THE EXERCISE: Print the data exactly, leaving nothing out.
++++ MATERIAL SHOWN
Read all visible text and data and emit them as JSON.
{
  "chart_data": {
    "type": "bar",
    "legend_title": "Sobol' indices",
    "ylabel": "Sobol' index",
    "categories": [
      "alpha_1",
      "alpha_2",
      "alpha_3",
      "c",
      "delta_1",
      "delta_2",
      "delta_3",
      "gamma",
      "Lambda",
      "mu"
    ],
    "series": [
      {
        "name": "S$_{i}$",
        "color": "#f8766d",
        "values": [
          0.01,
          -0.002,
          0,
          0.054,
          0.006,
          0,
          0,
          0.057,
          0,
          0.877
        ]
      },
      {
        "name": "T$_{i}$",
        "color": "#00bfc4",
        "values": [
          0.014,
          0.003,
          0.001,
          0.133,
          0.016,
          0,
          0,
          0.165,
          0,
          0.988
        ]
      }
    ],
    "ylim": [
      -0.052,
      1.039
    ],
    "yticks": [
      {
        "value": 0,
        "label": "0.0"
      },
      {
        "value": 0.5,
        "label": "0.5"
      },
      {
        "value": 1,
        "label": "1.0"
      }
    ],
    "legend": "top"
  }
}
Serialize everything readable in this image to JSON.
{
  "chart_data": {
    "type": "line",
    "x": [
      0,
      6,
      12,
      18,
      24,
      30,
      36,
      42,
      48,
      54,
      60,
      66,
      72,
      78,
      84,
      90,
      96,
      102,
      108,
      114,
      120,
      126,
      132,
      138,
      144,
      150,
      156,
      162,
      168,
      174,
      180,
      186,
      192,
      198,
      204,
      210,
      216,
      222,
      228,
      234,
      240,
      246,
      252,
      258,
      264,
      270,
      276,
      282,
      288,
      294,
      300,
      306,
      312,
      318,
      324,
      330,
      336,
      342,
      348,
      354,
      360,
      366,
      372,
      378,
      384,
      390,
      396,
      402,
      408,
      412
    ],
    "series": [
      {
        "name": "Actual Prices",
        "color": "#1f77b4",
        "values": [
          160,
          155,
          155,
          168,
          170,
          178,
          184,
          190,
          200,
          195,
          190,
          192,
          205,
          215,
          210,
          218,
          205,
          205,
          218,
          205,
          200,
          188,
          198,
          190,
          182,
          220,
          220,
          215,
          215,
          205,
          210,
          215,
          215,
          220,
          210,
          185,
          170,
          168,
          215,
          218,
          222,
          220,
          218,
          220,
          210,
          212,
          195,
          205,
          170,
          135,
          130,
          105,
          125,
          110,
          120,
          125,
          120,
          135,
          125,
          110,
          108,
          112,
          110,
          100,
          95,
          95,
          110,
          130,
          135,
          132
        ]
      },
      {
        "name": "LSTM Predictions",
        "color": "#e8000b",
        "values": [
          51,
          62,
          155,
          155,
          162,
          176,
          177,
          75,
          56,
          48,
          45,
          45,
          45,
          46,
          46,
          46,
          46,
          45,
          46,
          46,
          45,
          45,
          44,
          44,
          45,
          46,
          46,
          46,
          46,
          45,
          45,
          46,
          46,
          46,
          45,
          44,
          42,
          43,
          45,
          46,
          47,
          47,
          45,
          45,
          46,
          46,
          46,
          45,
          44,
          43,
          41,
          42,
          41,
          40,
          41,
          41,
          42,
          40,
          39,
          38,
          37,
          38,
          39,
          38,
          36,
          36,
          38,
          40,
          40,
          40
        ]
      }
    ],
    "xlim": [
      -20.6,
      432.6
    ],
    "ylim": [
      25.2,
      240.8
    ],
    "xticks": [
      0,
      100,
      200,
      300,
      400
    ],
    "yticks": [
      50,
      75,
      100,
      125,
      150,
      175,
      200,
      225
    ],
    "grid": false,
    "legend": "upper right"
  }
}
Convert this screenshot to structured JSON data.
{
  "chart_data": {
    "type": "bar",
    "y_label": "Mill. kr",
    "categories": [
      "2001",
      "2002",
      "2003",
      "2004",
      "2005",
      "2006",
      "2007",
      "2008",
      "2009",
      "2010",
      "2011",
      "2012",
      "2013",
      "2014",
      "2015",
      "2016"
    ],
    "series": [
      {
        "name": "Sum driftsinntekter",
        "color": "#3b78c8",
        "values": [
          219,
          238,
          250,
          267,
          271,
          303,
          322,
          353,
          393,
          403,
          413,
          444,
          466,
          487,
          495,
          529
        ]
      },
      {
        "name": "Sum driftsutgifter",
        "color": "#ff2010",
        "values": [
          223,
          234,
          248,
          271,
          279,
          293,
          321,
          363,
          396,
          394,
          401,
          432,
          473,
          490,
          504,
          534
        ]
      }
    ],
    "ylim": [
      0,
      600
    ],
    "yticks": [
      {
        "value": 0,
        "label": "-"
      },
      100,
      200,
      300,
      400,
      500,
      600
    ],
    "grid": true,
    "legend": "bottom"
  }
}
++++++++
CORRECT OUTPUT:
Read all visible text and data and emit them as JSON.
{
  "chart_data": {
    "type": "bar",
    "legend_title": "Sobol' indices",
    "ylabel": "Sobol' index",
    "categories": [
      "alpha_1",
      "alpha_2",
      "alpha_3",
      "c",
      "delta_1",
      "delta_2",
      "delta_3",
      "gamma",
      "Lambda",
      "mu"
    ],
    "series": [
      {
        "name": "S$_{i}$",
        "color": "#f8766d",
        "values": [
          0.01,
          -0.002,
          0,
          0.054,
          0.006,
          0,
          0,
          0.057,
          0,
          0.877
        ]
      },
      {
        "name": "T$_{i}$",
        "color": "#00bfc4",
        "values": [
          0.014,
          0.003,
          0.001,
          0.133,
          0.016,
          0,
          0,
          0.165,
          0,
          0.988
        ]
      }
    ],
    "ylim": [
      -0.052,
      1.039
    ],
    "yticks": [
      {
        "value": 0,
        "label": "0.0"
      },
      {
        "value": 0.5,
        "label": "0.5"
      },
      {
        "value": 1,
        "label": "1.0"
      }
    ],
    "legend": "top"
  }
}
Serialize everything readable in this image to JSON.
{
  "chart_data": {
    "type": "line",
    "x": [
      0,
      6,
      12,
      18,
      24,
      30,
      36,
      42,
      48,
      54,
      60,
      66,
      72,
      78,
      84,
      90,
      96,
      102,
      108,
      114,
      120,
      126,
      132,
      138,
      144,
      150,
      156,
      162,
      168,
      174,
      180,
      186,
      192,
      198,
      204,
      210,
      216,
      222,
      228,
      234,
      240,
      246,
      252,
      258,
      264,
      270,
      276,
      282,
      288,
      294,
      300,
      306,
      312,
      318,
      324,
      330,
      336,
      342,
      348,
      354,
      360,
      366,
      372,
      378,
      384,
      390,
      396,
      402,
      408,
      412
    ],
    "series": [
      {
        "name": "Actual Prices",
        "color": "#1f77b4",
        "values": [
          160,
          155,
          155,
          168,
          170,
          178,
          184,
          190,
          200,
          195,
          190,
          192,
          205,
          215,
          210,
          218,
          205,
          205,
          218,
          205,
          200,
          188,
          198,
          190,
          182,
          220,
          220,
          215,
          215,
          205,
          210,
          215,
          215,
          220,
          210,
          185,
          170,
          168,
          215,
          218,
          222,
          220,
          218,
          220,
          210,
          212,
          195,
          205,
          170,
          135,
          130,
          105,
          125,
          110,
          120,
          125,
          120,
          135,
          125,
          110,
          108,
          112,
          110,
          100,
          95,
          95,
          110,
          130,
          135,
          132
        ]
      },
      {
        "name": "LSTM Predictions",
        "color": "#e8000b",
        "values": [
          51,
          62,
          155,
          155,
          162,
          176,
          177,
          75,
          56,
          48,
          45,
          45,
          45,
          46,
          46,
          46,
          46,
          45,
          46,
          46,
          45,
          45,
          44,
          44,
          45,
          46,
          46,
          46,
          46,
          45,
          45,
          46,
          46,
          46,
          45,
          44,
          42,
          43,
          45,
          46,
          47,
          47,
          45,
          45,
          46,
          46,
          46,
          45,
          44,
          43,
          41,
          42,
          41,
          40,
          41,
          41,
          42,
          40,
          39,
          38,
          37,
          38,
          39,
          38,
          36,
          36,
          38,
          40,
          40,
          40
        ]
      }
    ],
    "xlim": [
      -20.6,
      432.6
    ],
    "ylim": [
      25.2,
      240.8
    ],
    "xticks": [
      0,
      100,
      200,
      300,
      400
    ],
    "yticks": [
      50,
      75,
      100,
      125,
      150,
      175,
      200,
      225
    ],
    "grid": false,
    "legend": "upper right"
  }
}
Convert this screenshot to structured JSON data.
{
  "chart_data": {
    "type": "bar",
    "y_label": "Mill. kr",
    "categories": [
      "2001",
      "2002",
      "2003",
      "2004",
      "2005",
      "2006",
      "2007",
      "2008",
      "2009",
      "2010",
      "2011",
      "2012",
      "2013",
      "2014",
      "2015",
      "2016"
    ],
    "series": [
      {
        "name": "Sum driftsinntekter",
        "color": "#3b78c8",
        "values": [
          219,
          238,
          250,
          267,
          271,
          303,
          322,
          353,
          393,
          403,
          413,
          444,
          466,
          487,
          495,
          529
        ]
      },
      {
        "name": "Sum driftsutgifter",
        "color": "#ff2010",
        "values": [
          223,
          234,
          248,
          271,
          279,
          293,
          321,
          363,
          396,
          394,
          401,
          432,
          473,
          490,
          504,
          534
        ]
      }
    ],
    "ylim": [
      0,
      600
    ],
    "yticks": [
      {
        "value": 0,
        "label": "-"
      },
      100,
      200,
      300,
      400,
      500,
      600
    ],
    "grid": true,
    "legend": "bottom"
  }
}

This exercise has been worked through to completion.